Directive: State the number of lines that include the string "text", and write nothing else.

Provided information:
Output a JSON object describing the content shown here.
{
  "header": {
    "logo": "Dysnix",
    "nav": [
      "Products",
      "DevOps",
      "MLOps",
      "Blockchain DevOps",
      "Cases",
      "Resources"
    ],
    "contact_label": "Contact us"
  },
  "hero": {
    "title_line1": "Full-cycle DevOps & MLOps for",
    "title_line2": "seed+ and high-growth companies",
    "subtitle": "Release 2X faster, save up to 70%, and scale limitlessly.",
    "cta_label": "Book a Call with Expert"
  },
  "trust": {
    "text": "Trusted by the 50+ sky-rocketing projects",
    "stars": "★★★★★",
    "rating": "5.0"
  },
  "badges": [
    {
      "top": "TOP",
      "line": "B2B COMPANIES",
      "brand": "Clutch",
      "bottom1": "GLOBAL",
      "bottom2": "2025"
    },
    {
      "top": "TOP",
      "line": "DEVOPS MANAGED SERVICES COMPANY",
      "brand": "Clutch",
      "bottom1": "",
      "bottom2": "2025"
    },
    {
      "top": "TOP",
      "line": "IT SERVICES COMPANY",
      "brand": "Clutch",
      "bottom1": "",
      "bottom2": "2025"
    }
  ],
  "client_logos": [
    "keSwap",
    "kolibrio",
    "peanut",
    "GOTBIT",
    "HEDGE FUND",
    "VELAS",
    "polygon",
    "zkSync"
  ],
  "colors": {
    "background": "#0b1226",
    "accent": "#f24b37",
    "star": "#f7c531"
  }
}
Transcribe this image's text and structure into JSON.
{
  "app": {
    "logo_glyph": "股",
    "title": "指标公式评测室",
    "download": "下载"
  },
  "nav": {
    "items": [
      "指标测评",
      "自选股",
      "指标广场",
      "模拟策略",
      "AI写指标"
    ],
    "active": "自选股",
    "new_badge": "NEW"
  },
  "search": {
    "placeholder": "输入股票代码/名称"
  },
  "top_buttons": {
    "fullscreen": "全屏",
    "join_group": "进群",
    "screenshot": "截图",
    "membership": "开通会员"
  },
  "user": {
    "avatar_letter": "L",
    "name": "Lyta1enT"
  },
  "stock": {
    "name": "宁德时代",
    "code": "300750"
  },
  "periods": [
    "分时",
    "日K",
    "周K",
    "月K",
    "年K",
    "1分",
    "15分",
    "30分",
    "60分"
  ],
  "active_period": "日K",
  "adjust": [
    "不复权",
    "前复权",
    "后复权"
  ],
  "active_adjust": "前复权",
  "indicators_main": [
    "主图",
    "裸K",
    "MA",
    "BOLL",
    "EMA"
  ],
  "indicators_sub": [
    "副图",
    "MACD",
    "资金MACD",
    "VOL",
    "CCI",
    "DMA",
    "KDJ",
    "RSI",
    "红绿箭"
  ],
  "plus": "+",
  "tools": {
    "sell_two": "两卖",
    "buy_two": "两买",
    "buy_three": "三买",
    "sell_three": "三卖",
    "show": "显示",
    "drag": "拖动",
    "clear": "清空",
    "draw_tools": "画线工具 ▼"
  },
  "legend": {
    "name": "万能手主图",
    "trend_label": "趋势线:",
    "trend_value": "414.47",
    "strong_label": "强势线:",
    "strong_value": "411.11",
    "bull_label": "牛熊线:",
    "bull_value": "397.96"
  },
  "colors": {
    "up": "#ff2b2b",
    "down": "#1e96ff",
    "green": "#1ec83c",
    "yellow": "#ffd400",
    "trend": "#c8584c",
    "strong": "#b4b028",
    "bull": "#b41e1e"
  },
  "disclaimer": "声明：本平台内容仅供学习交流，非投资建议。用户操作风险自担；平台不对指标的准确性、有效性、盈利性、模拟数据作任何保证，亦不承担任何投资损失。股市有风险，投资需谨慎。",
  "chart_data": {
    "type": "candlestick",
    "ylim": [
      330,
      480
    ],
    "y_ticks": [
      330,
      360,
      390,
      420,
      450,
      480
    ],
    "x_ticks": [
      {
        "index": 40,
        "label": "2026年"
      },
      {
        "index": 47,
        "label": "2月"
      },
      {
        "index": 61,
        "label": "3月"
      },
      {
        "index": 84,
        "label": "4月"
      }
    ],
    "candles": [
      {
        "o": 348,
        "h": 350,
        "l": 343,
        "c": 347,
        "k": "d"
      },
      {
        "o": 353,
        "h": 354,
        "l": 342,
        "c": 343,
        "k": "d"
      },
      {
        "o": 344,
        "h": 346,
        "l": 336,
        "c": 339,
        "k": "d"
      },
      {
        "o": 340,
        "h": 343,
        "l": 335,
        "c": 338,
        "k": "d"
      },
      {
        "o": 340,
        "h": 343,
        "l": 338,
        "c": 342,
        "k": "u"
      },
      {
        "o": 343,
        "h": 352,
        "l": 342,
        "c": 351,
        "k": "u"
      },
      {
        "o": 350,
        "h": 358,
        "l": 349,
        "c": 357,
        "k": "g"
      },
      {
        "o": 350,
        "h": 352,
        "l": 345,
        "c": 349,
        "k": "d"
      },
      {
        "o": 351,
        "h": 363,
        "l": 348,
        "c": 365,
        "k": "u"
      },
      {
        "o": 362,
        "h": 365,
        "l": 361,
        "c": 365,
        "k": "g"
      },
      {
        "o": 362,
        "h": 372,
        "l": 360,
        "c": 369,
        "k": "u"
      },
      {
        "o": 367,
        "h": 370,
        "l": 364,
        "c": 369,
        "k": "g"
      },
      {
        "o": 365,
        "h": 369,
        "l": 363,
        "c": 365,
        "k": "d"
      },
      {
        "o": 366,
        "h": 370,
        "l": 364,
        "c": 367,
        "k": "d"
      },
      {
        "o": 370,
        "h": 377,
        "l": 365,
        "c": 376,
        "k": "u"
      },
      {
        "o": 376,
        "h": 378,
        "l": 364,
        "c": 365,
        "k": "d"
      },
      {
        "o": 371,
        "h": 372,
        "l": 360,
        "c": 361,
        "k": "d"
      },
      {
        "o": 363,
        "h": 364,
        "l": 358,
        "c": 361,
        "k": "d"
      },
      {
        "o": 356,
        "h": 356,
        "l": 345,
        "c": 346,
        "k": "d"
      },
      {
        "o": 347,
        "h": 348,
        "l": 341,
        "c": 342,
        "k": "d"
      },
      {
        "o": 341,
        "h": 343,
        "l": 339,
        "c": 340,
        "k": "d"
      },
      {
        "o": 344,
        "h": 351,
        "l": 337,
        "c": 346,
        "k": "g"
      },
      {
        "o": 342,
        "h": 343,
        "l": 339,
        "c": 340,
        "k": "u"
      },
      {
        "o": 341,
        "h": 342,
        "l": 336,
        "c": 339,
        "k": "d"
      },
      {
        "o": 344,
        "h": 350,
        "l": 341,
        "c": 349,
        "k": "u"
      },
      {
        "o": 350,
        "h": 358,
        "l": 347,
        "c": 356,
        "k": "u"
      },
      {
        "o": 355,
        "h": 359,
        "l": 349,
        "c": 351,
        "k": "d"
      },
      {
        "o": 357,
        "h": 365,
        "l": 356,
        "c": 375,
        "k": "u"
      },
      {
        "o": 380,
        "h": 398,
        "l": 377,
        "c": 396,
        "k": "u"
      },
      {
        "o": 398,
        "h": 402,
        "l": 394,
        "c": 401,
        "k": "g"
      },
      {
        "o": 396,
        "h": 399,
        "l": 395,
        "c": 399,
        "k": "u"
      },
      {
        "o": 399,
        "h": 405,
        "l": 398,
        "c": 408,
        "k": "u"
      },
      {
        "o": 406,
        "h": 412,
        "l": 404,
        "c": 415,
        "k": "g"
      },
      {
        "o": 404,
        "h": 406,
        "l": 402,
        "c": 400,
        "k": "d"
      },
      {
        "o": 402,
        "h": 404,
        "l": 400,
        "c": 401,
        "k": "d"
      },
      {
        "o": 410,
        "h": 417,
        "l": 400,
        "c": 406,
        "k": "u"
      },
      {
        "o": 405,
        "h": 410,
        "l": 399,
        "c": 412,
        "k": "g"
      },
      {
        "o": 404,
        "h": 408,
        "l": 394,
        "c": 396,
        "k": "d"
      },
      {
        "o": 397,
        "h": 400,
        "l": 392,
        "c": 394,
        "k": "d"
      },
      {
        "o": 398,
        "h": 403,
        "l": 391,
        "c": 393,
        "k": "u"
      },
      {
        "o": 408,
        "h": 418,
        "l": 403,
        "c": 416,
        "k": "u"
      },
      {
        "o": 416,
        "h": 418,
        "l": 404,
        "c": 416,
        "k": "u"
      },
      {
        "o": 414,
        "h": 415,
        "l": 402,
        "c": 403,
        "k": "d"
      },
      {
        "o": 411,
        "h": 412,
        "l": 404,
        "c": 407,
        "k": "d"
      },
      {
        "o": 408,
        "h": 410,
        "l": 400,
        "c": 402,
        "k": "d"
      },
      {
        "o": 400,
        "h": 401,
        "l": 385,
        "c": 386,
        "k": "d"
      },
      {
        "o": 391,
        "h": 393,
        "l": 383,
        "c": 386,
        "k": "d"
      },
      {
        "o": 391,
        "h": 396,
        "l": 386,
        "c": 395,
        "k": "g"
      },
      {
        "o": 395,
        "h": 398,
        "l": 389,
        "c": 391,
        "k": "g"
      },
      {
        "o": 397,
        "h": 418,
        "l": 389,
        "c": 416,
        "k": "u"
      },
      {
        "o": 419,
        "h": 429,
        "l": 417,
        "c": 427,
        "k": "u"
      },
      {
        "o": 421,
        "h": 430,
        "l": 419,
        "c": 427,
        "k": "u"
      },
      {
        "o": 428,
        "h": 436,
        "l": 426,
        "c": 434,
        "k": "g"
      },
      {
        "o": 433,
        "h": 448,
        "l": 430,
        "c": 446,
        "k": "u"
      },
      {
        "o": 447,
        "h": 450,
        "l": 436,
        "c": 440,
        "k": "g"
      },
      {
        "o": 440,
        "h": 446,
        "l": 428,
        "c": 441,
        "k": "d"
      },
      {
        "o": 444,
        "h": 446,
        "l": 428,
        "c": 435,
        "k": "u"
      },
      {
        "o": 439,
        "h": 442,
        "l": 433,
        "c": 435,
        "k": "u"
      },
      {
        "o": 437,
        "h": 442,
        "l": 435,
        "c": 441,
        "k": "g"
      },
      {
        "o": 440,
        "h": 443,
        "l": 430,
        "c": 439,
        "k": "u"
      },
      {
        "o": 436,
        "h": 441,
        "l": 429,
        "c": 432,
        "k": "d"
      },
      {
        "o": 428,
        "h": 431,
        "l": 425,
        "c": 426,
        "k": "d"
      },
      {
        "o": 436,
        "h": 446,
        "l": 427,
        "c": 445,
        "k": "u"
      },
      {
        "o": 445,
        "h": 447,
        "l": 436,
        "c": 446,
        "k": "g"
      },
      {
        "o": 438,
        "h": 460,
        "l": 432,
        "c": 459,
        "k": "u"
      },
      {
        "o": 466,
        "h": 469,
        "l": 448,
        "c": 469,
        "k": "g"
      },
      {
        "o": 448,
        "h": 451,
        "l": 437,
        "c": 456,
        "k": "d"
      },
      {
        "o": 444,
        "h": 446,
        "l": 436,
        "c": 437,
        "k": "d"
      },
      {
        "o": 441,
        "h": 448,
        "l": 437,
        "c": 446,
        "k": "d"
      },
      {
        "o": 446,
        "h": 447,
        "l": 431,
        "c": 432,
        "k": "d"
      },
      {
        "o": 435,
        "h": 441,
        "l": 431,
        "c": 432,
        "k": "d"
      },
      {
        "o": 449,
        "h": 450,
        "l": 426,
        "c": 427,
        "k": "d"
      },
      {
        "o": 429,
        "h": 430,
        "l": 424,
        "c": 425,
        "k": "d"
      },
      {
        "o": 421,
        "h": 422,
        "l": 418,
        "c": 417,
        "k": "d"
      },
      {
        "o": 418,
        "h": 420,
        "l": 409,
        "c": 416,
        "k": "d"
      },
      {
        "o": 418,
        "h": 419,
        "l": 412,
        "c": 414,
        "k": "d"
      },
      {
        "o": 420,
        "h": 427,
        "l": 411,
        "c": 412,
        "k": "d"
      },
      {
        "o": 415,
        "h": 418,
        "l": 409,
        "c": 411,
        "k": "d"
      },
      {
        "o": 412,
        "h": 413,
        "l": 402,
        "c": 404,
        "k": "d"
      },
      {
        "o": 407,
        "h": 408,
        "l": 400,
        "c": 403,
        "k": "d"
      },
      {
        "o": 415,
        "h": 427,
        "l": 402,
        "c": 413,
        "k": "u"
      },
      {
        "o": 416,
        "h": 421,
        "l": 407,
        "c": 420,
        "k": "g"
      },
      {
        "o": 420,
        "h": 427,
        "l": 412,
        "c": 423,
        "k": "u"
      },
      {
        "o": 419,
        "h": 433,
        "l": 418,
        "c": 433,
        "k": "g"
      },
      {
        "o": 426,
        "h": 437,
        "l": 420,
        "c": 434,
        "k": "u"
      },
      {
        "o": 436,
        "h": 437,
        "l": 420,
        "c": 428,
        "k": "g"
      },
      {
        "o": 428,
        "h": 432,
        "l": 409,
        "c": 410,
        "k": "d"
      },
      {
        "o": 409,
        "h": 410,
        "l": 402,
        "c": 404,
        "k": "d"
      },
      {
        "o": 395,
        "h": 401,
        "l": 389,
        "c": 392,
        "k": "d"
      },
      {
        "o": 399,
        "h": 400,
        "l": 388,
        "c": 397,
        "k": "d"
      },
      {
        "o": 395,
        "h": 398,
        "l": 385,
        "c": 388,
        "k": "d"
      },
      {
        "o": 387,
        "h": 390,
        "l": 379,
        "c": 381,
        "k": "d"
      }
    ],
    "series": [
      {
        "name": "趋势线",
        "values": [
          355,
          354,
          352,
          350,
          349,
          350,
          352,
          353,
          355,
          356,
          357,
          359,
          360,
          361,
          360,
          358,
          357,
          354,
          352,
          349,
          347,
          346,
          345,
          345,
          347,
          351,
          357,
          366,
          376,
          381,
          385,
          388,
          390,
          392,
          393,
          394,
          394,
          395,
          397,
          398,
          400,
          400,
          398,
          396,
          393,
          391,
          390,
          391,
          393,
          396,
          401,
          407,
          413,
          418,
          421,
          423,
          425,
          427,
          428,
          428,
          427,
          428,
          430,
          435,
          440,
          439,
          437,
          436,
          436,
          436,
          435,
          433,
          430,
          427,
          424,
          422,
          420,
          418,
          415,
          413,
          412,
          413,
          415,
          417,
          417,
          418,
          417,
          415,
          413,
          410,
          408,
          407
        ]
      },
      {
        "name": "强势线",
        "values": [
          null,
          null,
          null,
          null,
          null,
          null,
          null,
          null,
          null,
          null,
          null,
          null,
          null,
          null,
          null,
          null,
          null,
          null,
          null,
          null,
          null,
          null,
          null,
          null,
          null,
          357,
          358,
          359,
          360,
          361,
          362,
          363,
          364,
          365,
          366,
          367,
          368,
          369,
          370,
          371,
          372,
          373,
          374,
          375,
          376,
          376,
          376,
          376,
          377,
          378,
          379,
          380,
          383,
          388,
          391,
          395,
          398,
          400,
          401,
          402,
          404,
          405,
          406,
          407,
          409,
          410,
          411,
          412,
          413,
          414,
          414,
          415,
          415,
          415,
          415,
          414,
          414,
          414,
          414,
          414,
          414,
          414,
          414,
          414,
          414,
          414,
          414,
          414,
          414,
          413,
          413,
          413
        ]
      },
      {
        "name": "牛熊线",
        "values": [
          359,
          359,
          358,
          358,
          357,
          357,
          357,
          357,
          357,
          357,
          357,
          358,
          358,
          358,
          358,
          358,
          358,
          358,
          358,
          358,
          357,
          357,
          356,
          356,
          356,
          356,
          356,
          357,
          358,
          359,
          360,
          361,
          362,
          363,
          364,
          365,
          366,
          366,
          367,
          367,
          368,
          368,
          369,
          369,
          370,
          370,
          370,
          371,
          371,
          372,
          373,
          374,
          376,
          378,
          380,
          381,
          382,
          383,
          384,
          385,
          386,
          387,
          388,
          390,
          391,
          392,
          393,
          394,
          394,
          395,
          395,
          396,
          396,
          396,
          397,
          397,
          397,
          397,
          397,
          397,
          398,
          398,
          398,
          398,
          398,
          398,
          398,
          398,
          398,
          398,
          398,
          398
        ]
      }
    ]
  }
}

Solution for this exercise: 2